(Extracted records)
════════════════

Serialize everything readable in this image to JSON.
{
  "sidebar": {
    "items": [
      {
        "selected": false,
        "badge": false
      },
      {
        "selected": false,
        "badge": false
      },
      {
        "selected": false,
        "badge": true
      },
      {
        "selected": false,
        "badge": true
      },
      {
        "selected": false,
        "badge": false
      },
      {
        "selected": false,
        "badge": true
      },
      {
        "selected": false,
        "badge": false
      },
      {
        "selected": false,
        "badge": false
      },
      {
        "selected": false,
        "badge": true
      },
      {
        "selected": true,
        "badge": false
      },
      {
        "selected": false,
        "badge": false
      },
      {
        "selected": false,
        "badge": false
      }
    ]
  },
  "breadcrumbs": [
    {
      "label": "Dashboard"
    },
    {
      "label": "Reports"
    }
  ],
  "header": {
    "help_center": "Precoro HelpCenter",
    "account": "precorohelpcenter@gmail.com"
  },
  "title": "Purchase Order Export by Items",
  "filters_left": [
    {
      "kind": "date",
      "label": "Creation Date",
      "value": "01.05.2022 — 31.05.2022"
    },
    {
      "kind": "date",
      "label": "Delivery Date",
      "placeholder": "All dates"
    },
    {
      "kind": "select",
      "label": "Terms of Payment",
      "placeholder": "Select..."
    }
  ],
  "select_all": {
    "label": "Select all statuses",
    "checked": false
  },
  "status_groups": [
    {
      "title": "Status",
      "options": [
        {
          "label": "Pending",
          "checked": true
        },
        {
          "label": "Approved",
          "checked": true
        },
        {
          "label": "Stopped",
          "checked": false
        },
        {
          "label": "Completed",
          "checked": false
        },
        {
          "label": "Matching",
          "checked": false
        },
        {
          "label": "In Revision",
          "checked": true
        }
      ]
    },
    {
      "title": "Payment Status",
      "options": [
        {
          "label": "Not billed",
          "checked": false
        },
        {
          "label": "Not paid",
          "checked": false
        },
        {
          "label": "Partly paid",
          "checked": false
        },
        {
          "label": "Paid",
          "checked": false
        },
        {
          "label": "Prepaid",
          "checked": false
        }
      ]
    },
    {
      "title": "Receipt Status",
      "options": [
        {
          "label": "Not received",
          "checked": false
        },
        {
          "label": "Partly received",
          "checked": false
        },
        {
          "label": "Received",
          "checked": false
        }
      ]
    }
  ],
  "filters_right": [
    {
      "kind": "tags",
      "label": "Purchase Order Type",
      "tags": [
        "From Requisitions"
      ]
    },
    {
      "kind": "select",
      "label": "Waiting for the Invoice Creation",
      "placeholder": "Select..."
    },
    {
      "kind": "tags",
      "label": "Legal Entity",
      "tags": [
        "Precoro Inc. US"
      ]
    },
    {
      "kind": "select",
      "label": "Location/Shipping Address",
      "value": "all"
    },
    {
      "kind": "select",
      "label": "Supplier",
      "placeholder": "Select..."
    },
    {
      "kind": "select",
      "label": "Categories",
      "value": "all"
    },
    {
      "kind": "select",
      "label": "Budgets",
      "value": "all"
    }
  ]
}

════════════════

THE PROBLEM:
Return every entry exactly as given.

ANSWER BELOW:
Serialize everything readable in this image to JSON.
{
  "sidebar": {
    "items": [
      {
        "selected": false,
        "badge": false
      },
      {
        "selected": false,
        "badge": false
      },
      {
        "selected": false,
        "badge": true
      },
      {
        "selected": false,
        "badge": true
      },
      {
        "selected": false,
        "badge": false
      },
      {
        "selected": false,
        "badge": true
      },
      {
        "selected": false,
        "badge": false
      },
      {
        "selected": false,
        "badge": false
      },
      {
        "selected": false,
        "badge": true
      },
      {
        "selected": true,
        "badge": false
      },
      {
        "selected": false,
        "badge": false
      },
      {
        "selected": false,
        "badge": false
      }
    ]
  },
  "breadcrumbs": [
    {
      "label": "Dashboard"
    },
    {
      "label": "Reports"
    }
  ],
  "header": {
    "help_center": "Precoro HelpCenter",
    "account": "precorohelpcenter@gmail.com"
  },
  "title": "Purchase Order Export by Items",
  "filters_left": [
    {
      "kind": "date",
      "label": "Creation Date",
      "value": "01.05.2022 — 31.05.2022"
    },
    {
      "kind": "date",
      "label": "Delivery Date",
      "placeholder": "All dates"
    },
    {
      "kind": "select",
      "label": "Terms of Payment",
      "placeholder": "Select..."
    }
  ],
  "select_all": {
    "label": "Select all statuses",
    "checked": false
  },
  "status_groups": [
    {
      "title": "Status",
      "options": [
        {
          "label": "Pending",
          "checked": true
        },
        {
          "label": "Approved",
          "checked": true
        },
        {
          "label": "Stopped",
          "checked": false
        },
        {
          "label": "Completed",
          "checked": false
        },
        {
          "label": "Matching",
          "checked": false
        },
        {
          "label": "In Revision",
          "checked": true
        }
      ]
    },
    {
      "title": "Payment Status",
      "options": [
        {
          "label": "Not billed",
          "checked": false
        },
        {
          "label": "Not paid",
          "checked": false
        },
        {
          "label": "Partly paid",
          "checked": false
        },
        {
          "label": "Paid",
          "checked": false
        },
        {
          "label": "Prepaid",
          "checked": false
        }
      ]
    },
    {
      "title": "Receipt Status",
      "options": [
        {
          "label": "Not received",
          "checked": false
        },
        {
          "label": "Partly received",
          "checked": false
        },
        {
          "label": "Received",
          "checked": false
        }
      ]
    }
  ],
  "filters_right": [
    {
      "kind": "tags",
      "label": "Purchase Order Type",
      "tags": [
        "From Requisitions"
      ]
    },
    {
      "kind": "select",
      "label": "Waiting for the Invoice Creation",
      "placeholder": "Select..."
    },
    {
      "kind": "tags",
      "label": "Legal Entity",
      "tags": [
        "Precoro Inc. US"
      ]
    },
    {
      "kind": "select",
      "label": "Location/Shipping Address",
      "value": "all"
    },
    {
      "kind": "select",
      "label": "Supplier",
      "placeholder": "Select..."
    },
    {
      "kind": "select",
      "label": "Categories",
      "value": "all"
    },
    {
      "kind": "select",
      "label": "Budgets",
      "value": "all"
    }
  ]
}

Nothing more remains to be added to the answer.